===== RECORDED INFORMATION
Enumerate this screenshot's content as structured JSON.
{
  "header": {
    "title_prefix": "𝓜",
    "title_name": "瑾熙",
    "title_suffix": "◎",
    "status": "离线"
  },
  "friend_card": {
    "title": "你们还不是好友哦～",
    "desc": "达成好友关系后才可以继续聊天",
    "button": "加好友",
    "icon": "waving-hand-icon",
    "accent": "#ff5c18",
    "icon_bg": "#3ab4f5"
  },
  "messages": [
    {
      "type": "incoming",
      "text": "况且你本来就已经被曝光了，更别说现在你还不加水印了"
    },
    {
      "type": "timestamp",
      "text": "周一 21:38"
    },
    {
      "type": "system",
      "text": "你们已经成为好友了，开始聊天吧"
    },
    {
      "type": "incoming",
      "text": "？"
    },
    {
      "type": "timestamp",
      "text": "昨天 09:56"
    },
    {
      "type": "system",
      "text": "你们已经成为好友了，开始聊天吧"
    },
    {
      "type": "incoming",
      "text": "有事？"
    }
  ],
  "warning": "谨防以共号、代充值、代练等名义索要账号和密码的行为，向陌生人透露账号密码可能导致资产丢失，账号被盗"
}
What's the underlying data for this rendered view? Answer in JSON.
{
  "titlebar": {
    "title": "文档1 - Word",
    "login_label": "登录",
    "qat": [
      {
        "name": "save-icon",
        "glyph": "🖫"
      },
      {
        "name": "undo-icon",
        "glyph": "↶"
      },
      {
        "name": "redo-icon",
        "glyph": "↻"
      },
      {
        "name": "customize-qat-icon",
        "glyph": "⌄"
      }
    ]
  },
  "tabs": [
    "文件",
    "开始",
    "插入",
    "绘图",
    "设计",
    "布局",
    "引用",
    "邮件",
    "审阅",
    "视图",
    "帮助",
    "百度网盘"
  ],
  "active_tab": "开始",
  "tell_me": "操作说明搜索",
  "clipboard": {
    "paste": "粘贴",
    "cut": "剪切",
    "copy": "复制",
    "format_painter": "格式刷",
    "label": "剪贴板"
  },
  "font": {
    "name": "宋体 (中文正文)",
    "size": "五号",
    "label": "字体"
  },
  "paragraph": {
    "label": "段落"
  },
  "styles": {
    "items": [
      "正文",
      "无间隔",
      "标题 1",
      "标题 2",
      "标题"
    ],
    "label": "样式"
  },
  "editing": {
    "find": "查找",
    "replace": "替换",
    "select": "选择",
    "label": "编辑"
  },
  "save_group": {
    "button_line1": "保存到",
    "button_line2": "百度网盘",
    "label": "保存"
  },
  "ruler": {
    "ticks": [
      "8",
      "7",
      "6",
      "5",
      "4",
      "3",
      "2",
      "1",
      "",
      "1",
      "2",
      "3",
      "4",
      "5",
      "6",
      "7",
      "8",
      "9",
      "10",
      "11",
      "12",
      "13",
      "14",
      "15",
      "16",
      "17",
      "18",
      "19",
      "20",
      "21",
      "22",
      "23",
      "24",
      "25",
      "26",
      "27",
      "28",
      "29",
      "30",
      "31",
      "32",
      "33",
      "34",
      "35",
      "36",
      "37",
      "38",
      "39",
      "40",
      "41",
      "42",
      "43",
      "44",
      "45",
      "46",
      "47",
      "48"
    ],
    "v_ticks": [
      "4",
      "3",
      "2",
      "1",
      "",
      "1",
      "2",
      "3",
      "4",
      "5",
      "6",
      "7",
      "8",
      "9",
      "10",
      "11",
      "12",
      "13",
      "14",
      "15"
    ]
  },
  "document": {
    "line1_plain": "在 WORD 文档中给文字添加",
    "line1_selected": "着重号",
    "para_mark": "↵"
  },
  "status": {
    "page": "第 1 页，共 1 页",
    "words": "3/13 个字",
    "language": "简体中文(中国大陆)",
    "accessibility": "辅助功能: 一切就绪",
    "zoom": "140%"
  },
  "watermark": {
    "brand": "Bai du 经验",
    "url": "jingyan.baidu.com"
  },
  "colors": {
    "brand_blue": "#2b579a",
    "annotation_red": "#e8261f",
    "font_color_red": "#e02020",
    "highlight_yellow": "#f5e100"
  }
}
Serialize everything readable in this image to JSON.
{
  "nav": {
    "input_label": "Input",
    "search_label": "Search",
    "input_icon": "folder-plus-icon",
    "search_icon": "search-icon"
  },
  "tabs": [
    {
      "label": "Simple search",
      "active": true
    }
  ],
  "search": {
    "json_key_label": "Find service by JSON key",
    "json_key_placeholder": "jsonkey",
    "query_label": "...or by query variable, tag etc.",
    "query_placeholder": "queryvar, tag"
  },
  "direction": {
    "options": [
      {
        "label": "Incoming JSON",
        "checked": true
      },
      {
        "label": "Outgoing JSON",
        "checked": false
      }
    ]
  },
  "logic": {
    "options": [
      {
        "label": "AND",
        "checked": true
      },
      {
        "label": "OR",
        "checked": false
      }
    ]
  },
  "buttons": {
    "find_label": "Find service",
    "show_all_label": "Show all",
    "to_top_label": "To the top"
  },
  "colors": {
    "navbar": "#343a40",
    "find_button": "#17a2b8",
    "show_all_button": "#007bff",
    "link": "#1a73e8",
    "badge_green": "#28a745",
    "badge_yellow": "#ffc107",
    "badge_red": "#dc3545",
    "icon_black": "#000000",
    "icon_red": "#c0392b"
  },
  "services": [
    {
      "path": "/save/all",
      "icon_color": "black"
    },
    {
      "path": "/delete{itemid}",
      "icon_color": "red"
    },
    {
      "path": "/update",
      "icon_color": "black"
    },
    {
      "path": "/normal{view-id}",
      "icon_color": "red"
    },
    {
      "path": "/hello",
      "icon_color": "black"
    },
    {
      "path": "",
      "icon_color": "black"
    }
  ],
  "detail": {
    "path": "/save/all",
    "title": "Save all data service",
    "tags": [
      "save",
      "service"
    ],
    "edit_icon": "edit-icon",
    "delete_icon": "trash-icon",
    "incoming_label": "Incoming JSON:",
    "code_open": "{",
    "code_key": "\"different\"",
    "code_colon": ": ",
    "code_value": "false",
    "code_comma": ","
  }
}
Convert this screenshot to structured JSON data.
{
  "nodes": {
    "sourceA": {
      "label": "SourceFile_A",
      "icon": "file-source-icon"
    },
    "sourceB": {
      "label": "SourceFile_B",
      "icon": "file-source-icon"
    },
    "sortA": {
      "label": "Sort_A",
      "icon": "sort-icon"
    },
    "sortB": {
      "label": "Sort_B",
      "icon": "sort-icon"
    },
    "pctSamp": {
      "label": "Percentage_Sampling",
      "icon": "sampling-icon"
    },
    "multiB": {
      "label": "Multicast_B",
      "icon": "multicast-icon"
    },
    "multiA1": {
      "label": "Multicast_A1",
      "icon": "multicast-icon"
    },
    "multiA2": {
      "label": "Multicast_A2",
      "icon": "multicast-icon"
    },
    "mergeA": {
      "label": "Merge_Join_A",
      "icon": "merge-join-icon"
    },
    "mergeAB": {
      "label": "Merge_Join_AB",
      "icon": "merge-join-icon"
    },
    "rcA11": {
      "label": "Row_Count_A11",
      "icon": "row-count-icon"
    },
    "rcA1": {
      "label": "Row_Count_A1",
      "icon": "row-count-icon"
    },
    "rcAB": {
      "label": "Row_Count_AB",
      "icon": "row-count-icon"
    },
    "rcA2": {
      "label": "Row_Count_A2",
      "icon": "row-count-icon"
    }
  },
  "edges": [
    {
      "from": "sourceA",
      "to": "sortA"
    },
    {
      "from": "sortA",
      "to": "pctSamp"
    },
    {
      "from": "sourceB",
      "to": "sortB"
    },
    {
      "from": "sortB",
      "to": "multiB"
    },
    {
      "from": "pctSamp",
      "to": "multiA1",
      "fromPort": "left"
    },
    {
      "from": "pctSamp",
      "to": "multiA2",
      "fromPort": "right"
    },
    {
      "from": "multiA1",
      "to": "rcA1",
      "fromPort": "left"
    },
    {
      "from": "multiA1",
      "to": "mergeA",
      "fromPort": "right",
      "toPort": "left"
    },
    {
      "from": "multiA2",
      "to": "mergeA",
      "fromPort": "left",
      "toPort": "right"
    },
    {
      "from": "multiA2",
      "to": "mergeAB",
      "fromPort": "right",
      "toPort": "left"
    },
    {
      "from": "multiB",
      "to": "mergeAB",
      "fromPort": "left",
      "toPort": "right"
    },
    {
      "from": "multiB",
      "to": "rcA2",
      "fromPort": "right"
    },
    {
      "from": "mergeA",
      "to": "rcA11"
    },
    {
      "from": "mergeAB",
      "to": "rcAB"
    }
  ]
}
==========
TASK DETAILS — Extract all lines from the material above that include the word "data".

WORKED SOLUTION —
What's the underlying data for this rendered view? Answer in JSON.
    "title": "Save all data service",
Convert this screenshot to structured JSON data.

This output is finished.